Set the listing down unchanged, minus every embedded image.

+ + + + +

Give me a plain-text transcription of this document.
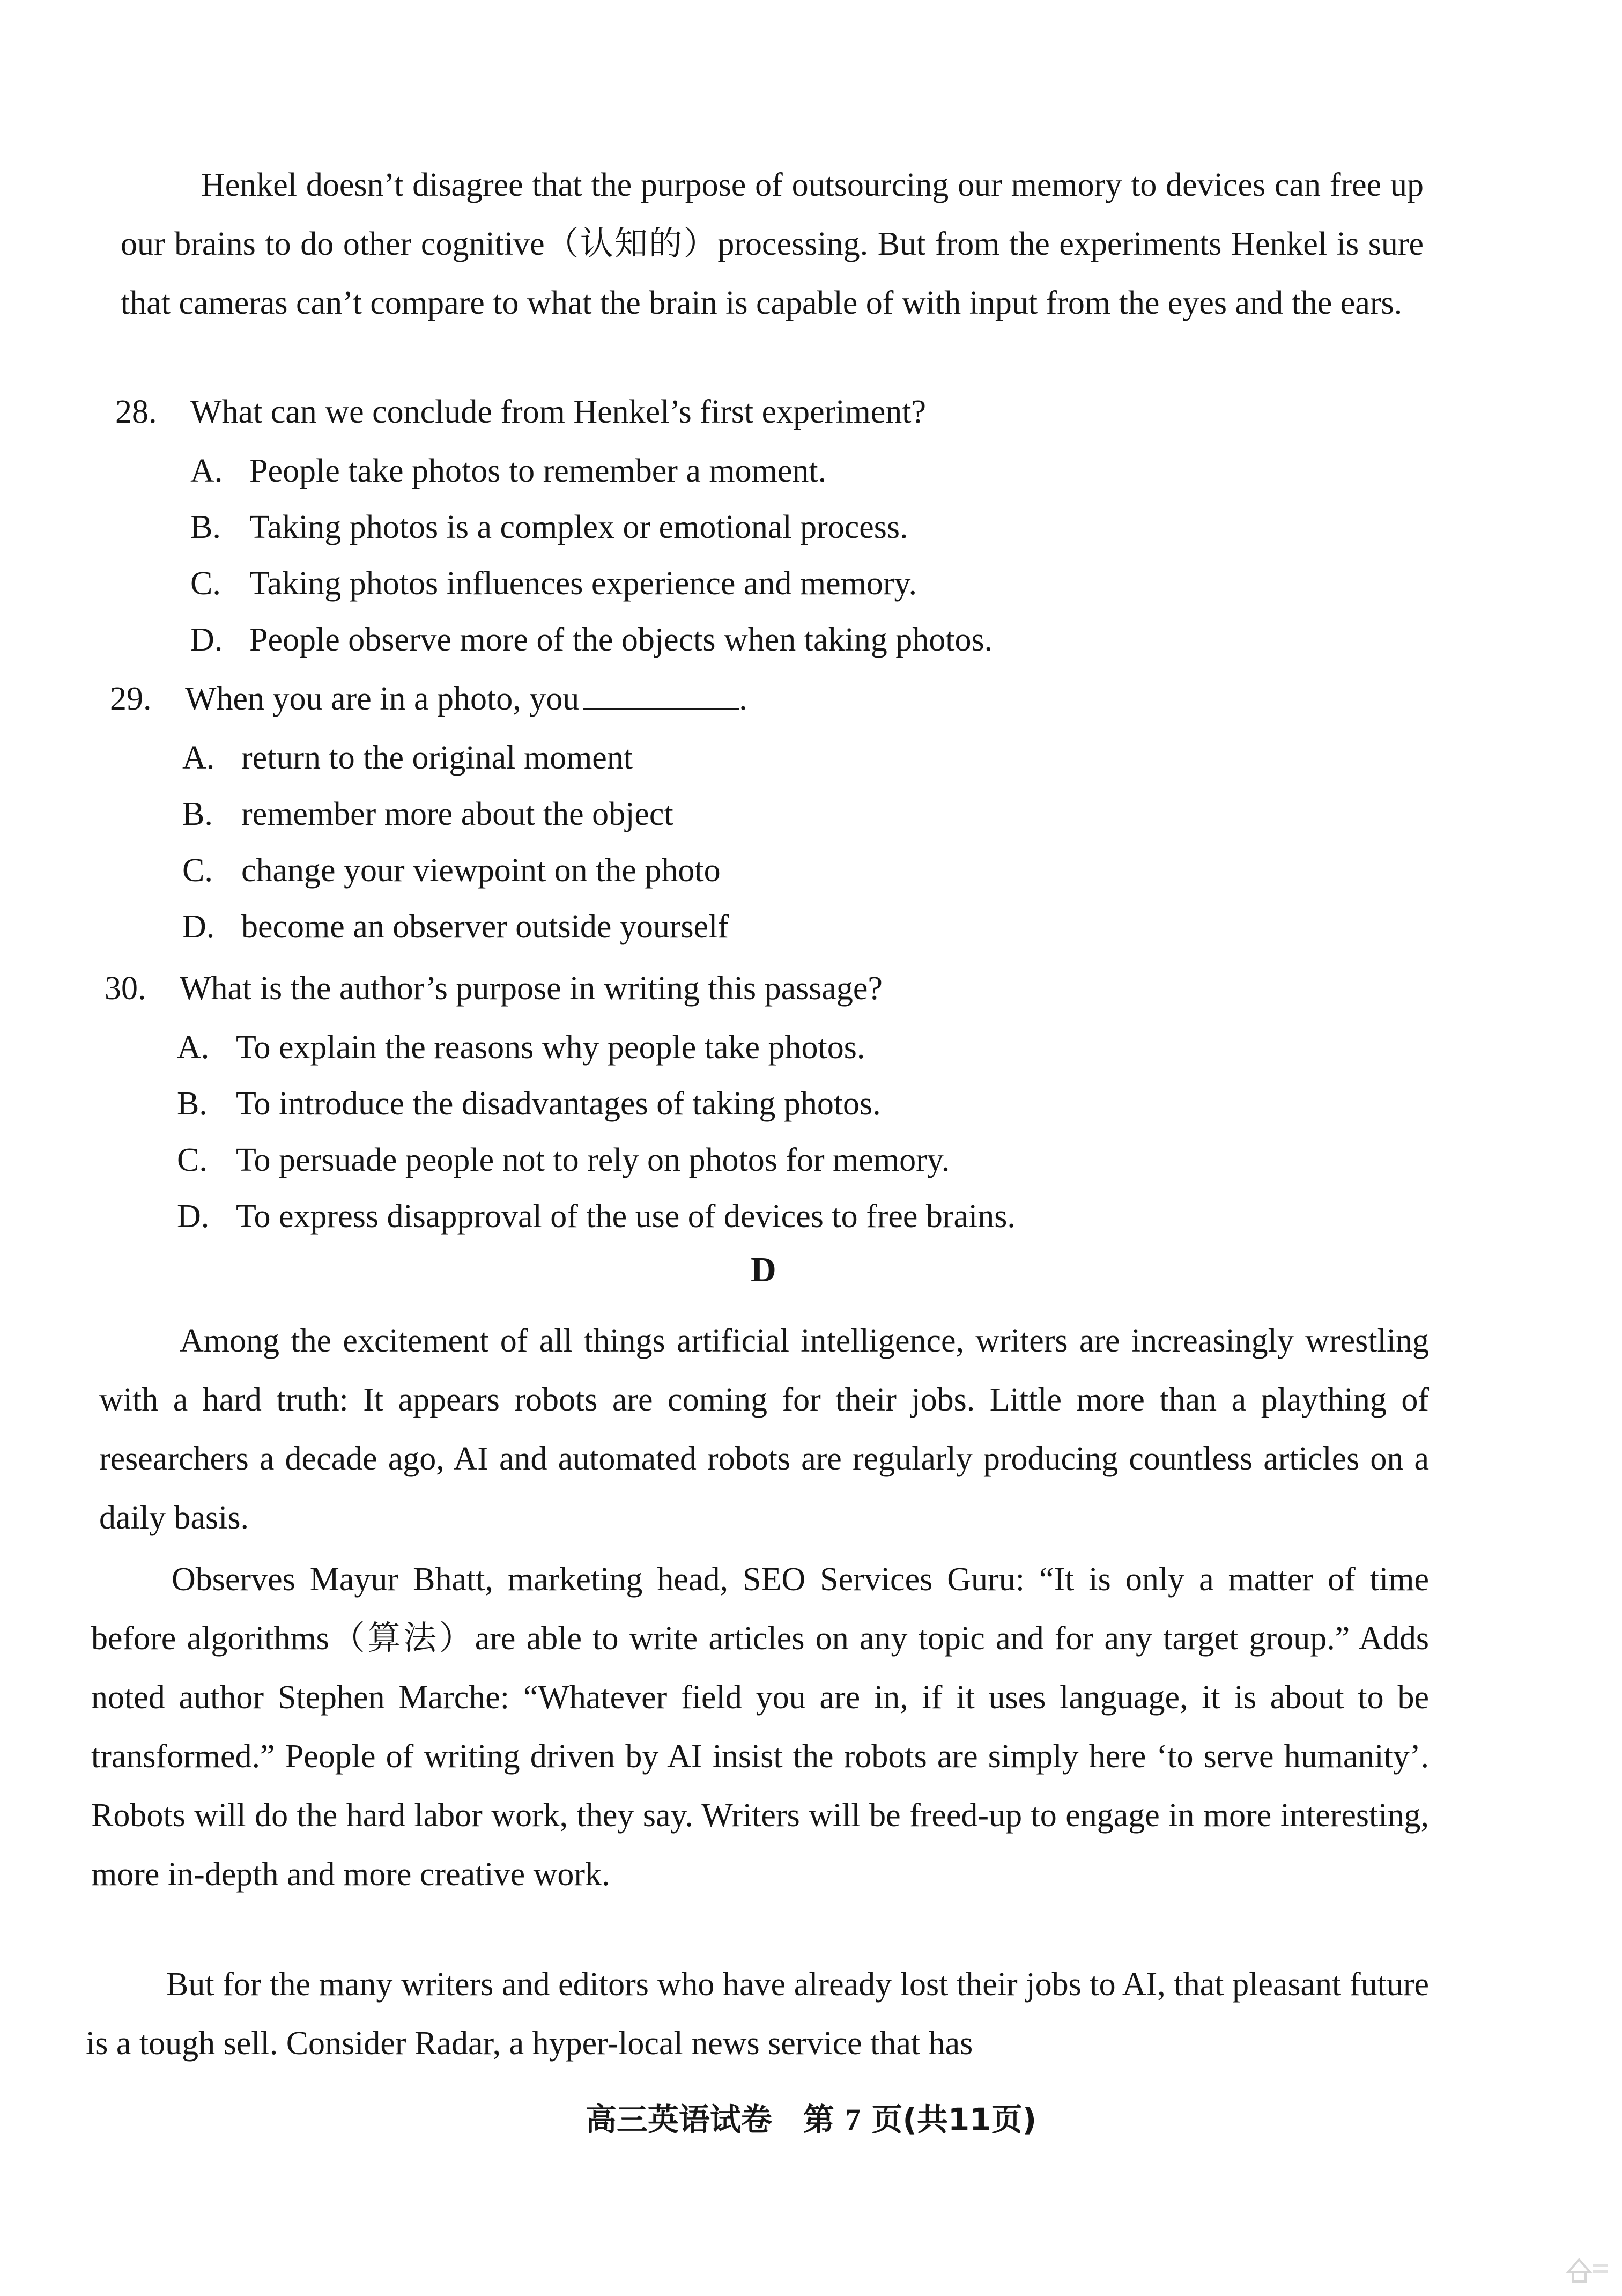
Henkel doesn’t disagree that the purpose of outsourcing our memory to devices can free up our brains to do other cognitive（认知的）processing. But from the experiments Henkel is sure that cameras can’t compare to what the brain is capable of with input from the eyes and the ears.
28. What can we conclude from Henkel’s first experiment?
A. People take photos to remember a moment.
B. Taking photos is a complex or emotional process.
C. Taking photos influences experience and memory.
D. People observe more of the objects when taking photos.
29. When you are in a photo, you	.
A. return to the original moment
B. remember more about the object
C. change your viewpoint on the photo
D. become an observer outside yourself
30. What is the author’s purpose in writing this passage?
A. To explain the reasons why people take photos.
B. To introduce the disadvantages of taking photos.
C. To persuade people not to rely on photos for memory.
D. To express disapproval of the use of devices to free brains.
D
Among the excitement of all things artificial intelligence, writers are increasingly wrestling with a hard truth: It appears robots are coming for their jobs. Little more than a plaything of researchers a decade ago, AI and automated robots are regularly producing countless articles on a daily basis.
Observes Mayur Bhatt, marketing head, SEO Services Guru: “It is only a matter of time before algorithms（算法）are able to write articles on any topic and for any target group.” Adds noted author Stephen Marche: “Whatever field you are in, if it uses language, it is about to be transformed.” People of writing driven by AI insist the robots are simply here ‘to serve humanity’. Robots will do the hard labor work, they say. Writers will be freed-up to engage in more interesting, more in-depth and more creative work.
But for the many writers and editors who have already lost their jobs to AI, that pleasant future is a tough sell. Consider Radar, a hyper-local news service that has
高三英语试卷　第 7 页(共11页)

+ + + + +

[THE REPLY]
Give me a plain-text transcription of this document.
Henkel doesn’t disagree that the purpose of outsourcing our memory to devices can free up our brains to do other cognitive（认知的）processing. But from the experiments Henkel is sure that cameras can’t compare to what the brain is capable of with input from the eyes and the ears.
28. What can we conclude from Henkel’s first experiment?
A. People take photos to remember a moment.
B. Taking photos is a complex or emotional process.
C. Taking photos influences experience and memory.
D. People observe more of the objects when taking photos.
29. When you are in a photo, you	.
A. return to the original moment
B. remember more about the object
C. change your viewpoint on the photo
D. become an observer outside yourself
30. What is the author’s purpose in writing this passage?
A. To explain the reasons why people take photos.
B. To introduce the disadvantages of taking photos.
C. To persuade people not to rely on photos for memory.
D. To express disapproval of the use of devices to free brains.
D
Among the excitement of all things artificial intelligence, writers are increasingly wrestling with a hard truth: It appears robots are coming for their jobs. Little more than a plaything of researchers a decade ago, AI and automated robots are regularly producing countless articles on a daily basis.
Observes Mayur Bhatt, marketing head, SEO Services Guru: “It is only a matter of time before algorithms（算法）are able to write articles on any topic and for any target group.” Adds noted author Stephen Marche: “Whatever field you are in, if it uses language, it is about to be transformed.” People of writing driven by AI insist the robots are simply here ‘to serve humanity’. Robots will do the hard labor work, they say. Writers will be freed-up to engage in more interesting, more in-depth and more creative work.
But for the many writers and editors who have already lost their jobs to AI, that pleasant future is a tough sell. Consider Radar, a hyper-local news service that has
高三英语试卷　第 7 页(共11页)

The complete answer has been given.